**Task to carry out**.
Find the lines with "circle" in them and copy them out.

**** Input data

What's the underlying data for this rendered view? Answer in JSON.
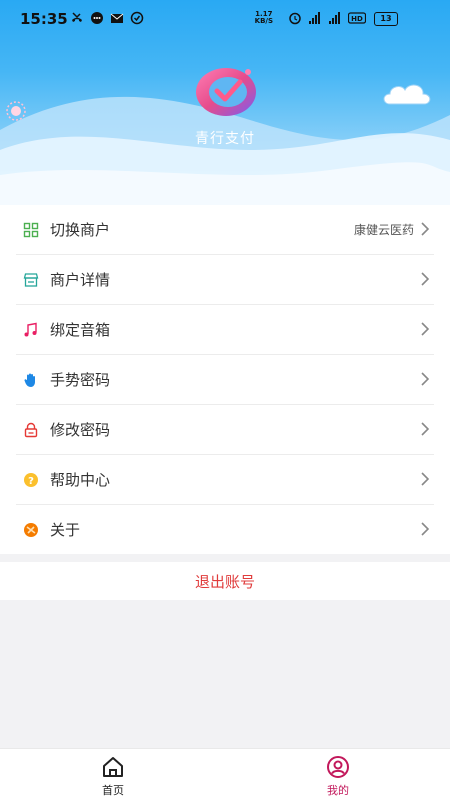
{
  "status_bar": {
    "time": "15:35",
    "speed_value": "1.17",
    "speed_unit": "KB/S",
    "battery": "13",
    "icons": [
      "missed-call-icon",
      "message-icon",
      "mail-icon",
      "check-circle-icon",
      "alarm-icon",
      "signal-icon",
      "signal-icon",
      "hd-icon"
    ]
  },
  "header": {
    "app_name": "青行支付",
    "logo": "brand-logo"
  },
  "menu": {
    "items": [
      {
        "label": "切换商户",
        "value": "康健云医药",
        "icon": "grid-icon",
        "color": "#4caf50"
      },
      {
        "label": "商户详情",
        "value": "",
        "icon": "store-icon",
        "color": "#26a69a"
      },
      {
        "label": "绑定音箱",
        "value": "",
        "icon": "music-note-icon",
        "color": "#e91e63"
      },
      {
        "label": "手势密码",
        "value": "",
        "icon": "hand-icon",
        "color": "#1e88e5"
      },
      {
        "label": "修改密码",
        "value": "",
        "icon": "lock-icon",
        "color": "#e53935"
      },
      {
        "label": "帮助中心",
        "value": "",
        "icon": "help-icon",
        "color": "#fbc02d"
      },
      {
        "label": "关于",
        "value": "",
        "icon": "info-icon",
        "color": "#f57c00"
      }
    ]
  },
  "logout": {
    "label": "退出账号",
    "color": "#e03c3c"
  },
  "tabbar": {
    "home": {
      "label": "首页",
      "icon": "home-icon",
      "color": "#222222"
    },
    "mine": {
      "label": "我的",
      "icon": "user-circle-icon",
      "color": "#c2185b"
    }
  }
}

********

**Exercise response**.
      "check-circle-icon",
      "icon": "user-circle-icon",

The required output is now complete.